#### Work to complete
From the listing that follows, output everything exactly except the pictures.

— start of Dataset content —

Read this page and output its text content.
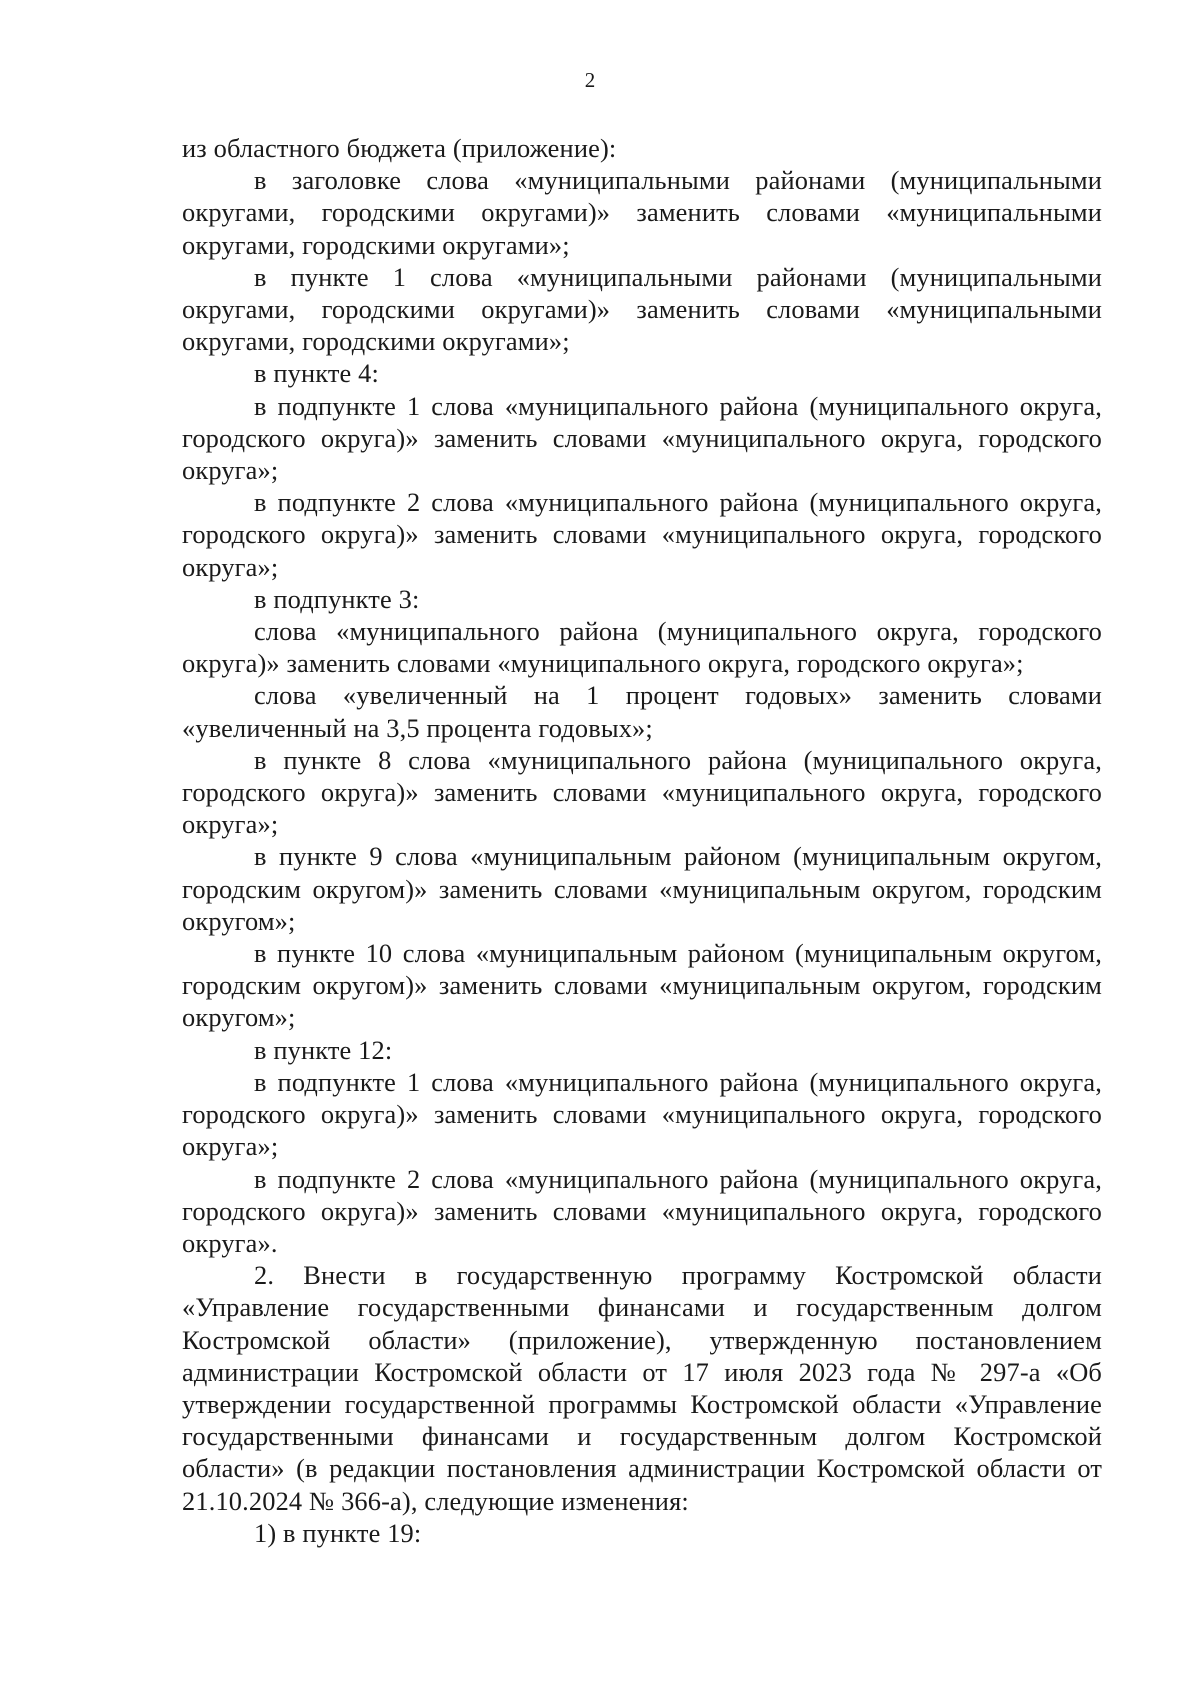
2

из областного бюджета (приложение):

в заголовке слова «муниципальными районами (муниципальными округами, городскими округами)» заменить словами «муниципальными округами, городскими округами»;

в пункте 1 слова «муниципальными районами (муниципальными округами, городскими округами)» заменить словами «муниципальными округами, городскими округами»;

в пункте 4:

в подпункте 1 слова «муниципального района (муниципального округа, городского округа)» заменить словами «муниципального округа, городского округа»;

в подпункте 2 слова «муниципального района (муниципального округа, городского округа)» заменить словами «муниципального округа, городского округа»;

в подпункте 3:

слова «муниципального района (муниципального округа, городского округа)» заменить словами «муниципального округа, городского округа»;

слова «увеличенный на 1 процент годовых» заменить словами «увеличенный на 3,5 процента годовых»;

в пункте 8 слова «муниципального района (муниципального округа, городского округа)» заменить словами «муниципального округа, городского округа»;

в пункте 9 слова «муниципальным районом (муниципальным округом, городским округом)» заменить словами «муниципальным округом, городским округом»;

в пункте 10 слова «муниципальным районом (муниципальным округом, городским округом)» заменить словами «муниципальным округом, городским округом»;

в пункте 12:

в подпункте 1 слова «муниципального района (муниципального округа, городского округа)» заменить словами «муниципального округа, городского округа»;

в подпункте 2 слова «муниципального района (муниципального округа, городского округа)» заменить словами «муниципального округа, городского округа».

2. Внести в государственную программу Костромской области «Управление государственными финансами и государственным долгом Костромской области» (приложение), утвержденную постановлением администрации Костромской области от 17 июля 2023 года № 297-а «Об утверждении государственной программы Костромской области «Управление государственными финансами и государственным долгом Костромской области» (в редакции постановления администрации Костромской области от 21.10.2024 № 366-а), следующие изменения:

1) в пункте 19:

— end of Dataset content —

#### Output for this exercise
Read this page and output its text content.
2

из областного бюджета (приложение):

в заголовке слова «муниципальными районами (муниципальными округами, городскими округами)» заменить словами «муниципальными округами, городскими округами»;

в пункте 1 слова «муниципальными районами (муниципальными округами, городскими округами)» заменить словами «муниципальными округами, городскими округами»;

в пункте 4:

в подпункте 1 слова «муниципального района (муниципального округа, городского округа)» заменить словами «муниципального округа, городского округа»;

в подпункте 2 слова «муниципального района (муниципального округа, городского округа)» заменить словами «муниципального округа, городского округа»;

в подпункте 3:

слова «муниципального района (муниципального округа, городского округа)» заменить словами «муниципального округа, городского округа»;

слова «увеличенный на 1 процент годовых» заменить словами «увеличенный на 3,5 процента годовых»;

в пункте 8 слова «муниципального района (муниципального округа, городского округа)» заменить словами «муниципального округа, городского округа»;

в пункте 9 слова «муниципальным районом (муниципальным округом, городским округом)» заменить словами «муниципальным округом, городским округом»;

в пункте 10 слова «муниципальным районом (муниципальным округом, городским округом)» заменить словами «муниципальным округом, городским округом»;

в пункте 12:

в подпункте 1 слова «муниципального района (муниципального округа, городского округа)» заменить словами «муниципального округа, городского округа»;

в подпункте 2 слова «муниципального района (муниципального округа, городского округа)» заменить словами «муниципального округа, городского округа».

2. Внести в государственную программу Костромской области «Управление государственными финансами и государственным долгом Костромской области» (приложение), утвержденную постановлением администрации Костромской области от 17 июля 2023 года № 297-а «Об утверждении государственной программы Костромской области «Управление государственными финансами и государственным долгом Костромской области» (в редакции постановления администрации Костромской области от 21.10.2024 № 366-а), следующие изменения:

1) в пункте 19:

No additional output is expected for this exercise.